**Given request:** Without the pictures, give the entries below again exactly as written.
++++++++
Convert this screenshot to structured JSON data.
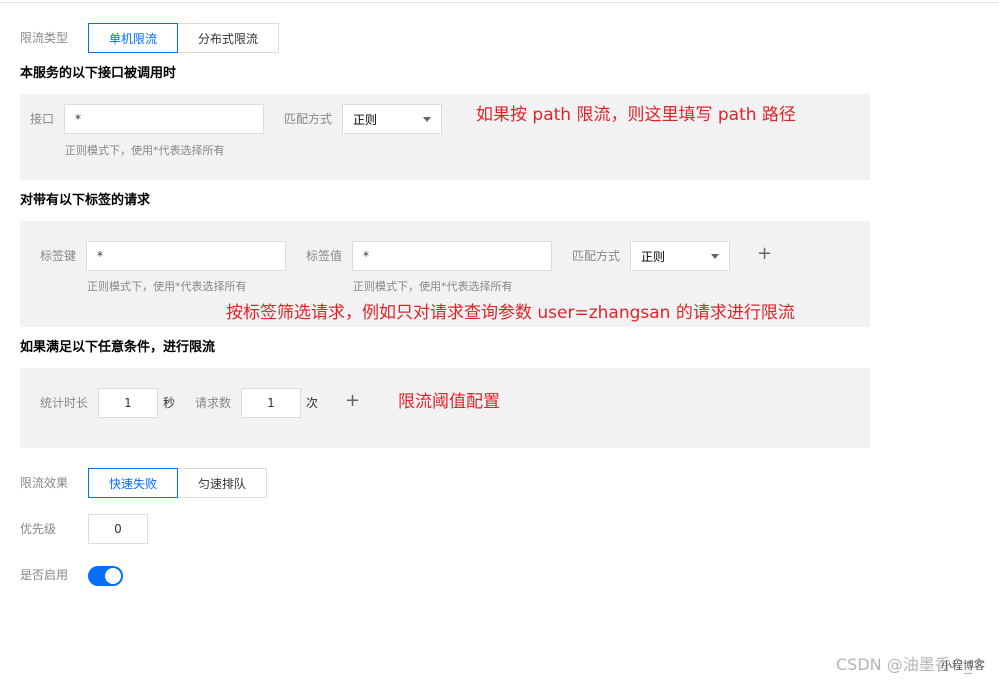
{
  "limit_type": {
    "label": "限流类型",
    "options": [
      "单机限流",
      "分布式限流"
    ],
    "selected": "单机限流"
  },
  "section_api": {
    "title": "本服务的以下接口被调用时",
    "api_label": "接口",
    "api_value": "*",
    "match_label": "匹配方式",
    "match_value": "正则",
    "hint": "正则模式下，使用*代表选择所有",
    "annotation": "如果按 path 限流，则这里填写 path 路径"
  },
  "section_tags": {
    "title": "对带有以下标签的请求",
    "key_label": "标签键",
    "key_value": "*",
    "key_hint": "正则模式下，使用*代表选择所有",
    "value_label": "标签值",
    "value_value": "*",
    "value_hint": "正则模式下，使用*代表选择所有",
    "match_label": "匹配方式",
    "match_value": "正则",
    "add_symbol": "+",
    "annotation": "按标签筛选请求，例如只对请求查询参数 user=zhangsan 的请求进行限流"
  },
  "section_condition": {
    "title": "如果满足以下任意条件，进行限流",
    "duration_label": "统计时长",
    "duration_value": "1",
    "duration_unit": "秒",
    "count_label": "请求数",
    "count_value": "1",
    "count_unit": "次",
    "add_symbol": "+",
    "annotation": "限流阈值配置"
  },
  "effect": {
    "label": "限流效果",
    "options": [
      "快速失败",
      "匀速排队"
    ],
    "selected": "快速失败"
  },
  "priority": {
    "label": "优先级",
    "value": "0"
  },
  "enabled": {
    "label": "是否启用",
    "on": true,
    "accent": "#006eff"
  },
  "watermark": {
    "text": "CSDN @油墨香^_^",
    "small": "小程博客"
  }
}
++++++++
**Written response:**
Convert this screenshot to structured JSON data.
{
  "limit_type": {
    "label": "限流类型",
    "options": [
      "单机限流",
      "分布式限流"
    ],
    "selected": "单机限流"
  },
  "section_api": {
    "title": "本服务的以下接口被调用时",
    "api_label": "接口",
    "api_value": "*",
    "match_label": "匹配方式",
    "match_value": "正则",
    "hint": "正则模式下，使用*代表选择所有",
    "annotation": "如果按 path 限流，则这里填写 path 路径"
  },
  "section_tags": {
    "title": "对带有以下标签的请求",
    "key_label": "标签键",
    "key_value": "*",
    "key_hint": "正则模式下，使用*代表选择所有",
    "value_label": "标签值",
    "value_value": "*",
    "value_hint": "正则模式下，使用*代表选择所有",
    "match_label": "匹配方式",
    "match_value": "正则",
    "add_symbol": "+",
    "annotation": "按标签筛选请求，例如只对请求查询参数 user=zhangsan 的请求进行限流"
  },
  "section_condition": {
    "title": "如果满足以下任意条件，进行限流",
    "duration_label": "统计时长",
    "duration_value": "1",
    "duration_unit": "秒",
    "count_label": "请求数",
    "count_value": "1",
    "count_unit": "次",
    "add_symbol": "+",
    "annotation": "限流阈值配置"
  },
  "effect": {
    "label": "限流效果",
    "options": [
      "快速失败",
      "匀速排队"
    ],
    "selected": "快速失败"
  },
  "priority": {
    "label": "优先级",
    "value": "0"
  },
  "enabled": {
    "label": "是否启用",
    "on": true,
    "accent": "#006eff"
  },
  "watermark": {
    "text": "CSDN @油墨香^_^",
    "small": "小程博客"
  }
}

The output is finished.